▸ Required work: Lines that include the word "JSON" are the ones to copy.

Stored dataset items
━━━━━━━━━━━━━━━━

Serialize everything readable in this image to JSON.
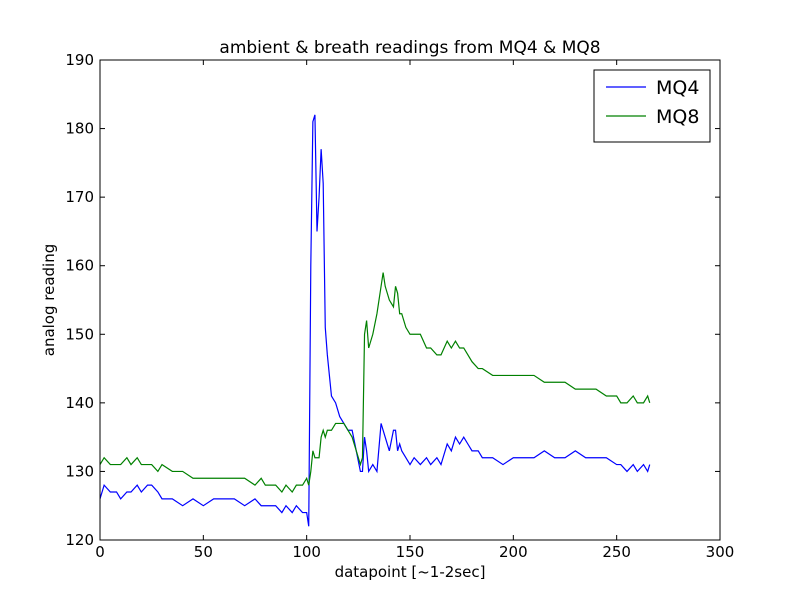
{
  "chart_data": {
    "type": "line",
    "title": "ambient & breath readings from MQ4 & MQ8",
    "x_label": "datapoint [~1-2sec]",
    "y_label": "analog reading",
    "x": [
      0,
      2,
      5,
      8,
      10,
      13,
      15,
      18,
      20,
      23,
      25,
      28,
      30,
      35,
      40,
      45,
      50,
      55,
      60,
      65,
      70,
      75,
      78,
      80,
      85,
      88,
      90,
      93,
      95,
      98,
      100,
      101,
      102,
      103,
      104,
      105,
      106,
      107,
      108,
      109,
      110,
      112,
      114,
      116,
      118,
      120,
      122,
      124,
      126,
      127,
      128,
      129,
      130,
      132,
      134,
      136,
      137,
      138,
      140,
      142,
      143,
      144,
      145,
      146,
      148,
      150,
      152,
      155,
      158,
      160,
      163,
      165,
      168,
      170,
      172,
      174,
      176,
      178,
      180,
      183,
      185,
      190,
      195,
      200,
      205,
      210,
      215,
      220,
      225,
      230,
      235,
      240,
      245,
      250,
      252,
      255,
      258,
      260,
      263,
      265,
      266
    ],
    "series": [
      {
        "name": "MQ4",
        "color": "#0000ff",
        "values": [
          126,
          128,
          127,
          127,
          126,
          127,
          127,
          128,
          127,
          128,
          128,
          127,
          126,
          126,
          125,
          126,
          125,
          126,
          126,
          126,
          125,
          126,
          125,
          125,
          125,
          124,
          125,
          124,
          125,
          124,
          124,
          122,
          160,
          181,
          182,
          165,
          170,
          177,
          172,
          151,
          147,
          141,
          140,
          138,
          137,
          136,
          136,
          133,
          130,
          130,
          135,
          133,
          130,
          131,
          130,
          137,
          136,
          135,
          133,
          136,
          136,
          133,
          134,
          133,
          132,
          131,
          132,
          131,
          132,
          131,
          132,
          131,
          134,
          133,
          135,
          134,
          135,
          134,
          133,
          133,
          132,
          132,
          131,
          132,
          132,
          132,
          133,
          132,
          132,
          133,
          132,
          132,
          132,
          131,
          131,
          130,
          131,
          130,
          131,
          130,
          131
        ]
      },
      {
        "name": "MQ8",
        "color": "#008000",
        "values": [
          131,
          132,
          131,
          131,
          131,
          132,
          131,
          132,
          131,
          131,
          131,
          130,
          131,
          130,
          130,
          129,
          129,
          129,
          129,
          129,
          129,
          128,
          129,
          128,
          128,
          127,
          128,
          127,
          128,
          128,
          129,
          128,
          130,
          133,
          132,
          132,
          132,
          135,
          136,
          135,
          136,
          136,
          137,
          137,
          137,
          136,
          135,
          133,
          131,
          132,
          150,
          152,
          148,
          150,
          153,
          157,
          159,
          157,
          155,
          154,
          157,
          156,
          153,
          153,
          151,
          150,
          150,
          150,
          148,
          148,
          147,
          147,
          149,
          148,
          149,
          148,
          148,
          147,
          146,
          145,
          145,
          144,
          144,
          144,
          144,
          144,
          143,
          143,
          143,
          142,
          142,
          142,
          141,
          141,
          140,
          140,
          141,
          140,
          140,
          141,
          140
        ]
      }
    ],
    "xlim": [
      0,
      300
    ],
    "xticks": [
      0,
      50,
      100,
      150,
      200,
      250,
      300
    ],
    "ylim": [
      120,
      190
    ],
    "yticks": [
      120,
      130,
      140,
      150,
      160,
      170,
      180,
      190
    ],
    "grid": false,
    "legend": "upper right"
  }
}
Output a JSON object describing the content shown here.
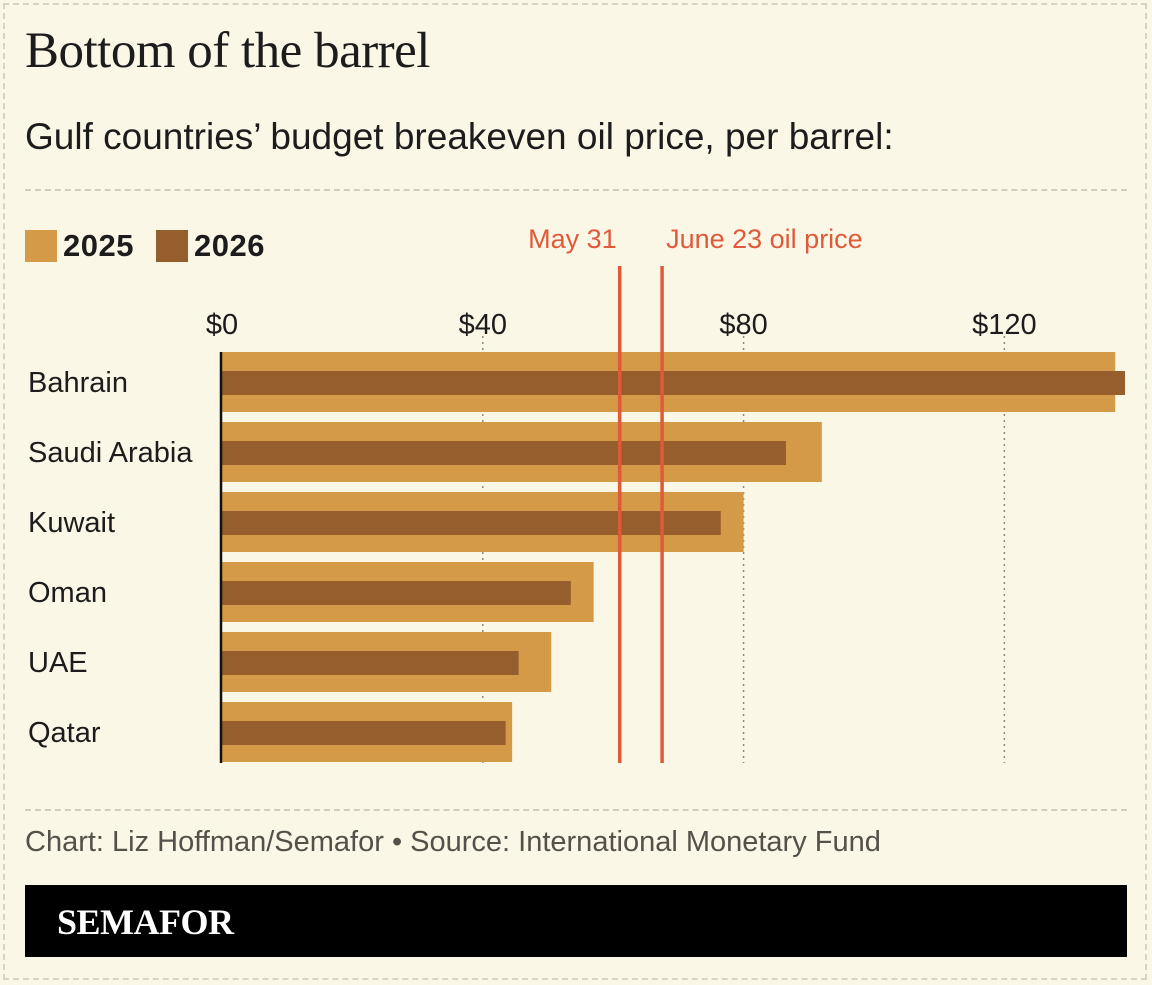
{
  "header": {
    "title": "Bottom of the barrel",
    "subtitle": "Gulf countries’ budget breakeven oil price, per barrel:"
  },
  "legend": [
    {
      "label": "2025",
      "color": "#d49a48"
    },
    {
      "label": "2026",
      "color": "#975e2d"
    }
  ],
  "footer": {
    "credit": "Chart: Liz Hoffman/Semafor • Source: International Monetary Fund",
    "brand": "SEMAFOR"
  },
  "chart_data": {
    "type": "bar",
    "orientation": "horizontal",
    "title": "Bottom of the barrel",
    "subtitle": "Gulf countries’ budget breakeven oil price, per barrel:",
    "categories": [
      "Bahrain",
      "Saudi Arabia",
      "Kuwait",
      "Oman",
      "UAE",
      "Qatar"
    ],
    "series": [
      {
        "name": "2025",
        "color": "#d49a48",
        "values": [
          137,
          92,
          80,
          57,
          50.5,
          44.5
        ]
      },
      {
        "name": "2026",
        "color": "#975e2d",
        "values": [
          138.5,
          86.5,
          76.5,
          53.5,
          45.5,
          43.5
        ]
      }
    ],
    "xlim": [
      0,
      138.5
    ],
    "xticks": [
      0,
      40,
      80,
      120
    ],
    "xtick_labels": [
      "$0",
      "$40",
      "$80",
      "$120"
    ],
    "grid": "vertical dotted",
    "reference_lines": [
      {
        "label": "May 31",
        "value": 61,
        "color": "#e05a3a"
      },
      {
        "label": "June 23 oil price",
        "value": 67.5,
        "color": "#e05a3a"
      }
    ],
    "legend_position": "top-left"
  }
}
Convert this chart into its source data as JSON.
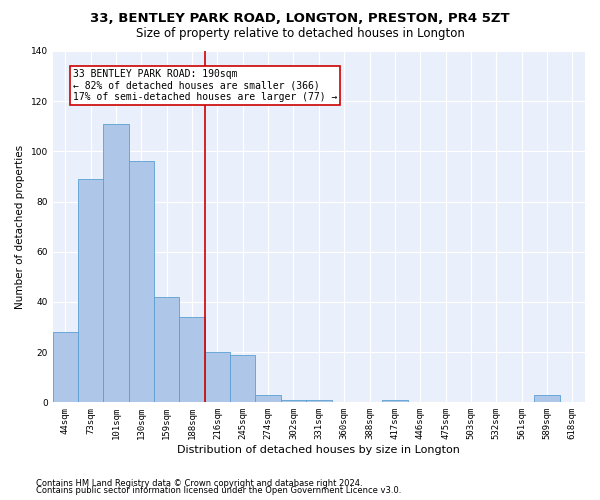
{
  "title1": "33, BENTLEY PARK ROAD, LONGTON, PRESTON, PR4 5ZT",
  "title2": "Size of property relative to detached houses in Longton",
  "xlabel": "Distribution of detached houses by size in Longton",
  "ylabel": "Number of detached properties",
  "bar_labels": [
    "44sqm",
    "73sqm",
    "101sqm",
    "130sqm",
    "159sqm",
    "188sqm",
    "216sqm",
    "245sqm",
    "274sqm",
    "302sqm",
    "331sqm",
    "360sqm",
    "388sqm",
    "417sqm",
    "446sqm",
    "475sqm",
    "503sqm",
    "532sqm",
    "561sqm",
    "589sqm",
    "618sqm"
  ],
  "bar_values": [
    28,
    89,
    111,
    96,
    42,
    34,
    20,
    19,
    3,
    1,
    1,
    0,
    0,
    1,
    0,
    0,
    0,
    0,
    0,
    3,
    0
  ],
  "bar_color": "#aec6e8",
  "bar_edgecolor": "#5a9fd4",
  "property_line_color": "#cc0000",
  "annotation_text": "33 BENTLEY PARK ROAD: 190sqm\n← 82% of detached houses are smaller (366)\n17% of semi-detached houses are larger (77) →",
  "annotation_box_color": "#cc0000",
  "ylim": [
    0,
    140
  ],
  "yticks": [
    0,
    20,
    40,
    60,
    80,
    100,
    120,
    140
  ],
  "footer1": "Contains HM Land Registry data © Crown copyright and database right 2024.",
  "footer2": "Contains public sector information licensed under the Open Government Licence v3.0.",
  "bg_color": "#eaf0fb",
  "grid_color": "#ffffff",
  "title1_fontsize": 9.5,
  "title2_fontsize": 8.5,
  "xlabel_fontsize": 8,
  "ylabel_fontsize": 7.5,
  "tick_fontsize": 6.5,
  "annotation_fontsize": 7,
  "footer_fontsize": 6
}
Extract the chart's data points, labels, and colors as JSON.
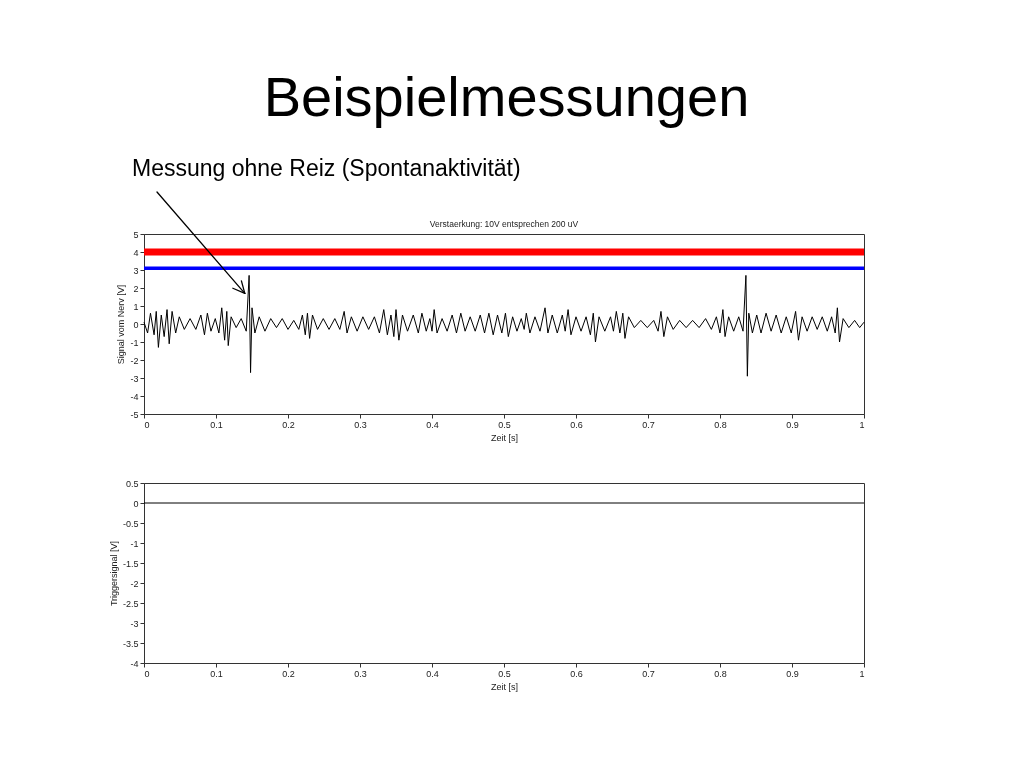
{
  "chart_data": [
    {
      "type": "line",
      "title": "Beispielmessungen",
      "subtitle": "Verstaerkung: 10V entsprechen 200 uV",
      "xlabel": "Zeit [s]",
      "ylabel": "Signal vom Nerv [V]",
      "annotations": [
        {
          "text": "Messung ohne Reiz (Spontanaktivität)",
          "x": 0.14,
          "y": 1.7
        }
      ],
      "x": [
        0,
        0.005,
        0.009,
        0.014,
        0.017,
        0.02,
        0.024,
        0.028,
        0.032,
        0.035,
        0.039,
        0.044,
        0.049,
        0.056,
        0.064,
        0.072,
        0.079,
        0.084,
        0.088,
        0.093,
        0.099,
        0.104,
        0.108,
        0.112,
        0.115,
        0.117,
        0.121,
        0.128,
        0.135,
        0.142,
        0.146,
        0.148,
        0.15,
        0.154,
        0.16,
        0.168,
        0.176,
        0.184,
        0.192,
        0.2,
        0.208,
        0.215,
        0.22,
        0.224,
        0.227,
        0.23,
        0.234,
        0.241,
        0.249,
        0.257,
        0.265,
        0.272,
        0.278,
        0.282,
        0.288,
        0.296,
        0.304,
        0.312,
        0.32,
        0.327,
        0.333,
        0.338,
        0.343,
        0.347,
        0.35,
        0.354,
        0.359,
        0.366,
        0.374,
        0.381,
        0.386,
        0.392,
        0.397,
        0.4,
        0.403,
        0.407,
        0.414,
        0.421,
        0.428,
        0.434,
        0.44,
        0.446,
        0.453,
        0.46,
        0.467,
        0.473,
        0.479,
        0.485,
        0.491,
        0.497,
        0.502,
        0.506,
        0.512,
        0.518,
        0.524,
        0.528,
        0.531,
        0.536,
        0.543,
        0.55,
        0.557,
        0.561,
        0.567,
        0.574,
        0.581,
        0.585,
        0.589,
        0.593,
        0.6,
        0.607,
        0.614,
        0.62,
        0.624,
        0.627,
        0.632,
        0.64,
        0.648,
        0.652,
        0.656,
        0.661,
        0.665,
        0.668,
        0.673,
        0.681,
        0.69,
        0.699,
        0.708,
        0.714,
        0.718,
        0.722,
        0.727,
        0.735,
        0.744,
        0.753,
        0.762,
        0.771,
        0.78,
        0.788,
        0.795,
        0.8,
        0.804,
        0.807,
        0.812,
        0.819,
        0.826,
        0.832,
        0.836,
        0.838,
        0.84,
        0.845,
        0.851,
        0.857,
        0.864,
        0.871,
        0.878,
        0.885,
        0.892,
        0.899,
        0.905,
        0.909,
        0.914,
        0.921,
        0.928,
        0.935,
        0.942,
        0.949,
        0.955,
        0.96,
        0.963,
        0.966,
        0.971,
        0.979,
        0.987,
        0.994,
        1
      ],
      "series": [
        {
          "color": "#000000",
          "values": [
            0.1,
            -0.5,
            0.6,
            -0.6,
            0.7,
            -1.3,
            0.5,
            -0.7,
            0.8,
            -1.1,
            0.7,
            -0.5,
            0.4,
            -0.3,
            0.3,
            -0.3,
            0.5,
            -0.6,
            0.6,
            -0.4,
            0.3,
            -0.5,
            0.9,
            -0.9,
            0.7,
            -1.2,
            0.4,
            -0.2,
            0.3,
            -0.4,
            2.7,
            -2.7,
            0.9,
            -0.5,
            0.4,
            -0.4,
            0.3,
            -0.2,
            0.3,
            -0.3,
            0.2,
            -0.3,
            0.5,
            -0.6,
            0.6,
            -0.8,
            0.5,
            -0.3,
            0.3,
            -0.3,
            0.3,
            -0.3,
            0.7,
            -0.5,
            0.4,
            -0.4,
            0.4,
            -0.3,
            0.4,
            -0.5,
            0.8,
            -0.6,
            0.5,
            -0.7,
            0.8,
            -0.9,
            0.5,
            -0.4,
            0.5,
            -0.5,
            0.6,
            -0.4,
            0.3,
            -0.4,
            0.8,
            -0.5,
            0.3,
            -0.4,
            0.5,
            -0.5,
            0.6,
            -0.4,
            0.4,
            -0.4,
            0.5,
            -0.5,
            0.6,
            -0.6,
            0.5,
            -0.5,
            0.6,
            -0.7,
            0.4,
            -0.4,
            0.3,
            -0.3,
            0.6,
            -0.5,
            0.4,
            -0.4,
            0.9,
            -0.5,
            0.5,
            -0.5,
            0.5,
            -0.4,
            0.8,
            -0.6,
            0.4,
            -0.4,
            0.4,
            -0.6,
            0.6,
            -1.0,
            0.4,
            -0.4,
            0.4,
            -0.4,
            0.7,
            -0.5,
            0.6,
            -0.8,
            0.4,
            -0.2,
            0.2,
            -0.2,
            0.2,
            -0.4,
            0.7,
            -0.7,
            0.4,
            -0.3,
            0.2,
            -0.2,
            0.2,
            -0.2,
            0.3,
            -0.3,
            0.4,
            -0.5,
            0.8,
            -0.7,
            0.4,
            -0.4,
            0.4,
            -0.4,
            2.7,
            -2.9,
            0.6,
            -0.5,
            0.5,
            -0.5,
            0.6,
            -0.4,
            0.5,
            -0.5,
            0.4,
            -0.5,
            0.7,
            -0.9,
            0.4,
            -0.4,
            0.4,
            -0.3,
            0.4,
            -0.4,
            0.4,
            -0.5,
            0.9,
            -1.0,
            0.3,
            -0.2,
            0.2,
            -0.2,
            0.1
          ]
        }
      ],
      "xlim": [
        0,
        1
      ],
      "ylim": [
        -5,
        5
      ],
      "xticks": [
        0,
        0.1,
        0.2,
        0.3,
        0.4,
        0.5,
        0.6,
        0.7,
        0.8,
        0.9,
        1
      ],
      "yticks": [
        -5,
        -4,
        -3,
        -2,
        -1,
        0,
        1,
        2,
        3,
        4,
        5
      ],
      "ref_lines": [
        {
          "axis": "y",
          "value": 4,
          "color": "#ff0000"
        },
        {
          "axis": "y",
          "value": 3.1,
          "color": "#0000ff"
        }
      ],
      "grid": false
    },
    {
      "type": "line",
      "xlabel": "Zeit [s]",
      "ylabel": "Triggersignal [V]",
      "x": [
        0,
        1
      ],
      "series": [
        {
          "color": "#000000",
          "values": [
            0,
            0
          ]
        }
      ],
      "xlim": [
        0,
        1
      ],
      "ylim": [
        -4,
        0.5
      ],
      "xticks": [
        0,
        0.1,
        0.2,
        0.3,
        0.4,
        0.5,
        0.6,
        0.7,
        0.8,
        0.9,
        1
      ],
      "yticks": [
        -4,
        -3.5,
        -3,
        -2.5,
        -2,
        -1.5,
        -1,
        -0.5,
        0,
        0.5
      ],
      "grid": false
    }
  ]
}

━━━━━━━━━━━━━━━━

▸ Problem solution:
Serialize everything readable in this image to JSON.
Output a JSON object describing the content shown here.
Convert this chart into its source data as JSON.
Extract the chart's data points, labels, and colors as JSON.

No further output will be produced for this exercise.